◆ DATASET ENTRIES:

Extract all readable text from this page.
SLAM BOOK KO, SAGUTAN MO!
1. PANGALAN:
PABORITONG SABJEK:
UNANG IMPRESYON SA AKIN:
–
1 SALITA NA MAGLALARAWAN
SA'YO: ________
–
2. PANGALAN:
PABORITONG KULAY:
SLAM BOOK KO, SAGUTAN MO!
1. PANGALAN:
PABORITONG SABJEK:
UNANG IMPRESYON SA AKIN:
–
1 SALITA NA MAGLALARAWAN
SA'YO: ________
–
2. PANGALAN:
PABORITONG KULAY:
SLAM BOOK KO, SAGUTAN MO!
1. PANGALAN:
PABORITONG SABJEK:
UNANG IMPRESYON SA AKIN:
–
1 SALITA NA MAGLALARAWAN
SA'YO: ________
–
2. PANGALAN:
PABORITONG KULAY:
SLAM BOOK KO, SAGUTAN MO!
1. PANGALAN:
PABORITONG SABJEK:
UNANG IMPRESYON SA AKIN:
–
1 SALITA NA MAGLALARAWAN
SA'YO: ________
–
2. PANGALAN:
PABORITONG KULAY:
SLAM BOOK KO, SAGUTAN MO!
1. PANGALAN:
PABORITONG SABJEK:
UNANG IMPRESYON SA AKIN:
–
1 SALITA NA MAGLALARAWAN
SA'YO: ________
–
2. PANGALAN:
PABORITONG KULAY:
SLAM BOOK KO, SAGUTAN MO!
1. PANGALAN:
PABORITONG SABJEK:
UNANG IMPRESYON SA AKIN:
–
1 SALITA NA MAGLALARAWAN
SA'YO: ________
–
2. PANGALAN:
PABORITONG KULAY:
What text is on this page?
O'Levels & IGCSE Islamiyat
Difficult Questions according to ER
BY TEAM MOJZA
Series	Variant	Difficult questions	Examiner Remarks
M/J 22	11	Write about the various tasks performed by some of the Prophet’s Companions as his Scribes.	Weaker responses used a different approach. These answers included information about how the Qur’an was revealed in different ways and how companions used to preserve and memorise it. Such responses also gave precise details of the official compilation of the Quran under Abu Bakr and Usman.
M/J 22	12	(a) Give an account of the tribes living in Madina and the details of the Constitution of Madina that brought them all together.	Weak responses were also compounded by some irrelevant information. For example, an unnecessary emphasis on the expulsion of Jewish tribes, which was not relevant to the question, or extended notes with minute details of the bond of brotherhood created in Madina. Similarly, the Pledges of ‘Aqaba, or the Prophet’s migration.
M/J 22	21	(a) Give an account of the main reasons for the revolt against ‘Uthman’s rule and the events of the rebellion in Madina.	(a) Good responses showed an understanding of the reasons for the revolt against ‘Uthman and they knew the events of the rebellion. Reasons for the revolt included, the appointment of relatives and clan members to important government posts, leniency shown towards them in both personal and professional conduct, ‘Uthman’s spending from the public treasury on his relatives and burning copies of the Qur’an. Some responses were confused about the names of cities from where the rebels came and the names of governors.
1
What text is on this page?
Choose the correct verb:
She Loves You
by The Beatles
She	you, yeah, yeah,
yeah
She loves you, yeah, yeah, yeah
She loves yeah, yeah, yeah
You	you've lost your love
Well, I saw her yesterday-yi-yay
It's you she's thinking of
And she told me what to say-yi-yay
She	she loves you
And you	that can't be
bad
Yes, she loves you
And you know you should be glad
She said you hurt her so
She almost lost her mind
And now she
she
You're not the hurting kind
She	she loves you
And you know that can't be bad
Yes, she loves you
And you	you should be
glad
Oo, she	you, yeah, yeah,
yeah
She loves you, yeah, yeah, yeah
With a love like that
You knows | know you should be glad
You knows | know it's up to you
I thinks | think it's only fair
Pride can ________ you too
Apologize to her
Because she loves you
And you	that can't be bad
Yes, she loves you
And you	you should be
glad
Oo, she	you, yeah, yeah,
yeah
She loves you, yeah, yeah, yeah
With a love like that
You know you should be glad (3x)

◆ TASK DESCRIPTION: From the records above, pull out every line containing the word "Difficult".

◆ SOLUTION FOR THIS EXERCISE:
Difficult Questions according to ER
Series	Variant	Difficult questions	Examiner Remarks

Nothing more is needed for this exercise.